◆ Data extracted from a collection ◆
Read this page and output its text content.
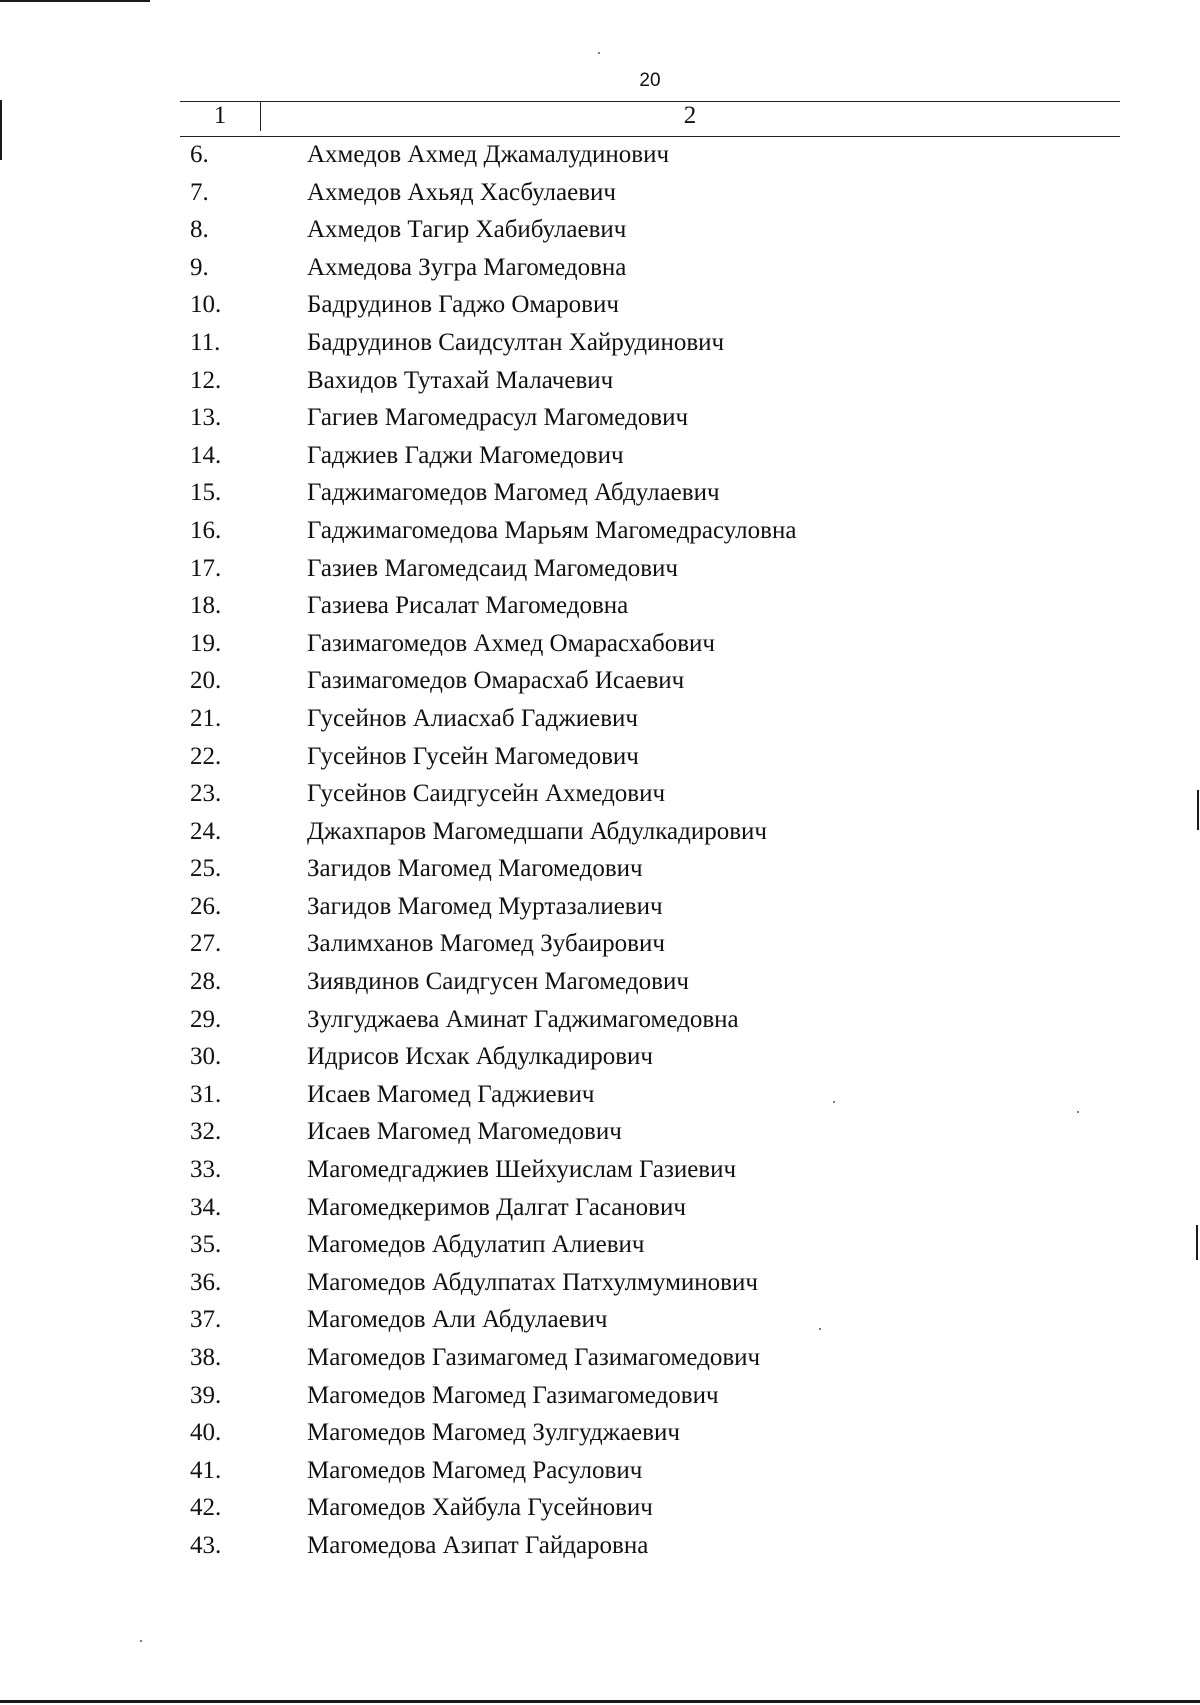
20
1	2
6.	Ахмедов Ахмед Джамалудинович
7.	Ахмедов Ахьяд Хасбулаевич
8.	Ахмедов Тагир Хабибулаевич
9.	Ахмедова Зугра Магомедовна
10.	Бадрудинов Гаджо Омарович
11.	Бадрудинов Саидсултан Хайрудинович
12.	Вахидов Тутахай Малачевич
13.	Гагиев Магомедрасул Магомедович
14.	Гаджиев Гаджи Магомедович
15.	Гаджимагомедов Магомед Абдулаевич
16.	Гаджимагомедова Марьям Магомедрасуловна
17.	Газиев Магомедсаид Магомедович
18.	Газиева Рисалат Магомедовна
19.	Газимагомедов Ахмед Омарасхабович
20.	Газимагомедов Омарасхаб Исаевич
21.	Гусейнов Алиасхаб Гаджиевич
22.	Гусейнов Гусейн Магомедович
23.	Гусейнов Саидгусейн Ахмедович
24.	Джахпаров Магомедшапи Абдулкадирович
25.	Загидов Магомед Магомедович
26.	Загидов Магомед Муртазалиевич
27.	Залимханов Магомед Зубаирович
28.	Зиявдинов Саидгусен Магомедович
29.	Зулгуджаева Аминат Гаджимагомедовна
30.	Идрисов Исхак Абдулкадирович
31.	Исаев Магомед Гаджиевич
32.	Исаев Магомед Магомедович
33.	Магомедгаджиев Шейхуислам Газиевич
34.	Магомедкеримов Далгат Гасанович
35.	Магомедов Абдулатип Алиевич
36.	Магомедов Абдулпатах Патхулмуминович
37.	Магомедов Али Абдулаевич
38.	Магомедов Газимагомед Газимагомедович
39.	Магомедов Магомед Газимагомедович
40.	Магомедов Магомед Зулгуджаевич
41.	Магомедов Магомед Расулович
42.	Магомедов Хайбула Гусейнович
43.	Магомедова Азипат Гайдаровна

◆ Exercise aim ◆
Go over the entries above and say how many lines hold the string "Абдулкадирович", with no other text.

◆ Written response ◆
2